::: STORED DATA

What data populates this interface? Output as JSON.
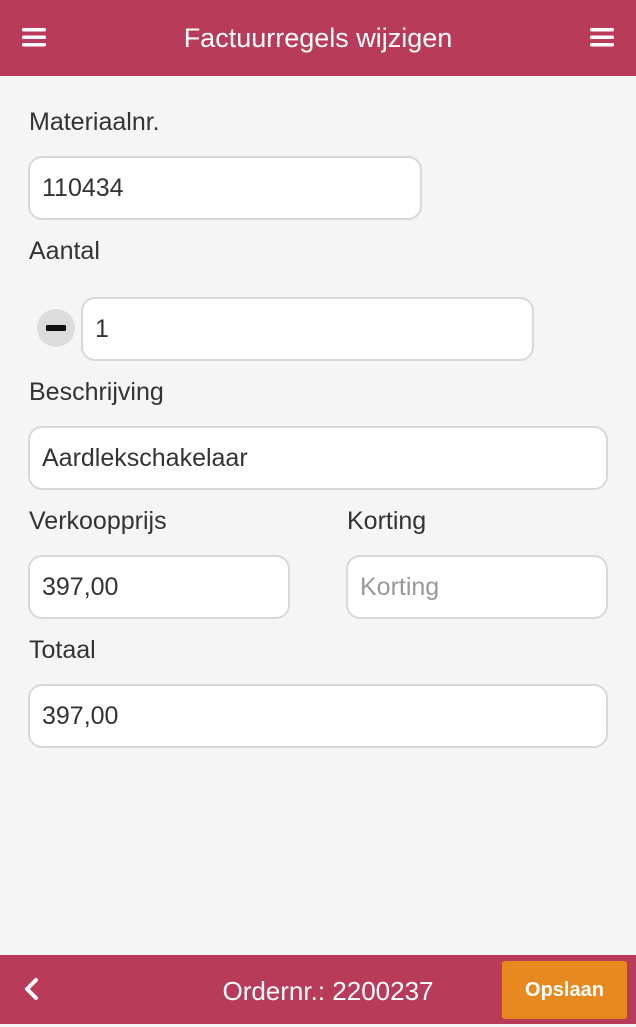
{
  "header": {
    "title": "Factuurregels wijzigen",
    "left_icon": "menu-icon",
    "right_icon": "menu-icon"
  },
  "form": {
    "material": {
      "label": "Materiaalnr.",
      "value": "110434"
    },
    "quantity": {
      "label": "Aantal",
      "value": "1",
      "decrement_icon": "minus-icon"
    },
    "description": {
      "label": "Beschrijving",
      "value": "Aardlekschakelaar"
    },
    "price": {
      "label": "Verkoopprijs",
      "value": "397,00"
    },
    "discount": {
      "label": "Korting",
      "value": "",
      "placeholder": "Korting"
    },
    "total": {
      "label": "Totaal",
      "value": "397,00"
    }
  },
  "footer": {
    "back_icon": "chevron-left-icon",
    "order_text": "Ordernr.: 2200237",
    "save_label": "Opslaan"
  },
  "colors": {
    "brand": "#b93b5a",
    "save_button": "#e8891f",
    "background": "#f5f5f5"
  }
}
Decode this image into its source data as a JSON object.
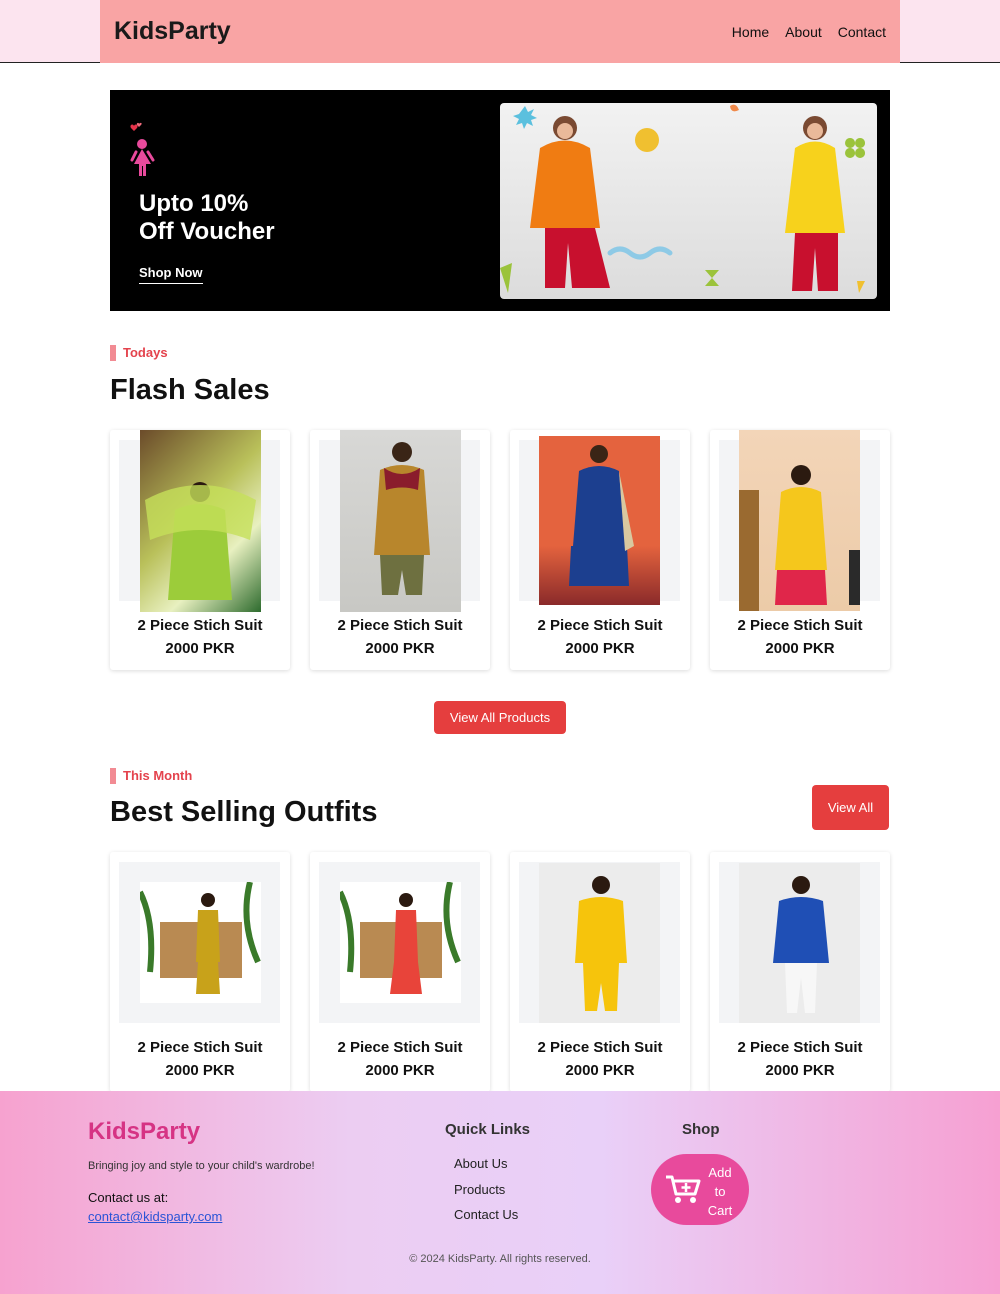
{
  "header": {
    "logo": "KidsParty",
    "nav": [
      "Home",
      "About",
      "Contact"
    ]
  },
  "hero": {
    "title": "Upto 10%\nOff Voucher",
    "cta": "Shop Now"
  },
  "flash": {
    "tag": "Todays",
    "title": "Flash Sales",
    "products": [
      {
        "name": "2 Piece Stich Suit",
        "price": "2000 PKR"
      },
      {
        "name": "2 Piece Stich Suit",
        "price": "2000 PKR"
      },
      {
        "name": "2 Piece Stich Suit",
        "price": "2000 PKR"
      },
      {
        "name": "2 Piece Stich Suit",
        "price": "2000 PKR"
      }
    ],
    "view_all": "View All Products"
  },
  "best": {
    "tag": "This Month",
    "title": "Best Selling Outfits",
    "view_all": "View All",
    "products": [
      {
        "name": "2 Piece Stich Suit",
        "price": "2000 PKR"
      },
      {
        "name": "2 Piece Stich Suit",
        "price": "2000 PKR"
      },
      {
        "name": "2 Piece Stich Suit",
        "price": "2000 PKR"
      },
      {
        "name": "2 Piece Stich Suit",
        "price": "2000 PKR"
      }
    ]
  },
  "footer": {
    "logo": "KidsParty",
    "tagline": "Bringing joy and style to your child's wardrobe!",
    "contact_label": "Contact us at:",
    "email": "contact@kidsparty.com",
    "quick_links_title": "Quick Links",
    "links": [
      "About Us",
      "Products",
      "Contact Us"
    ],
    "shop_title": "Shop",
    "cart_label": "Add to Cart",
    "cart_icon": "shopping-cart-icon",
    "copyright": "© 2024 KidsParty. All rights reserved."
  },
  "colors": {
    "accent": "#e53e3e",
    "header_bg": "#f9a4a4",
    "brand_pink": "#d63384"
  }
}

::::::

▶ [DIRECTION] Print the full listing exactly, dropping the pictures.

▶ [TASK ANSWER]
What data populates this interface? Output as JSON.
{
  "header": {
    "title": "Factuurregels wijzigen",
    "left_icon": "menu-icon",
    "right_icon": "menu-icon"
  },
  "form": {
    "material": {
      "label": "Materiaalnr.",
      "value": "110434"
    },
    "quantity": {
      "label": "Aantal",
      "value": "1",
      "decrement_icon": "minus-icon"
    },
    "description": {
      "label": "Beschrijving",
      "value": "Aardlekschakelaar"
    },
    "price": {
      "label": "Verkoopprijs",
      "value": "397,00"
    },
    "discount": {
      "label": "Korting",
      "value": "",
      "placeholder": "Korting"
    },
    "total": {
      "label": "Totaal",
      "value": "397,00"
    }
  },
  "footer": {
    "back_icon": "chevron-left-icon",
    "order_text": "Ordernr.: 2200237",
    "save_label": "Opslaan"
  },
  "colors": {
    "brand": "#b93b5a",
    "save_button": "#e8891f",
    "background": "#f5f5f5"
  }
}
Decode this image into its source data as a JSON object.
{
  "header": {
    "logo": "KidsParty",
    "nav": [
      "Home",
      "About",
      "Contact"
    ]
  },
  "hero": {
    "title": "Upto 10%\nOff Voucher",
    "cta": "Shop Now"
  },
  "flash": {
    "tag": "Todays",
    "title": "Flash Sales",
    "products": [
      {
        "name": "2 Piece Stich Suit",
        "price": "2000 PKR"
      },
      {
        "name": "2 Piece Stich Suit",
        "price": "2000 PKR"
      },
      {
        "name": "2 Piece Stich Suit",
        "price": "2000 PKR"
      },
      {
        "name": "2 Piece Stich Suit",
        "price": "2000 PKR"
      }
    ],
    "view_all": "View All Products"
  },
  "best": {
    "tag": "This Month",
    "title": "Best Selling Outfits",
    "view_all": "View All",
    "products": [
      {
        "name": "2 Piece Stich Suit",
        "price": "2000 PKR"
      },
      {
        "name": "2 Piece Stich Suit",
        "price": "2000 PKR"
      },
      {
        "name": "2 Piece Stich Suit",
        "price": "2000 PKR"
      },
      {
        "name": "2 Piece Stich Suit",
        "price": "2000 PKR"
      }
    ]
  },
  "footer": {
    "logo": "KidsParty",
    "tagline": "Bringing joy and style to your child's wardrobe!",
    "contact_label": "Contact us at:",
    "email": "contact@kidsparty.com",
    "quick_links_title": "Quick Links",
    "links": [
      "About Us",
      "Products",
      "Contact Us"
    ],
    "shop_title": "Shop",
    "cart_label": "Add to Cart",
    "cart_icon": "shopping-cart-icon",
    "copyright": "© 2024 KidsParty. All rights reserved."
  },
  "colors": {
    "accent": "#e53e3e",
    "header_bg": "#f9a4a4",
    "brand_pink": "#d63384"
  }
}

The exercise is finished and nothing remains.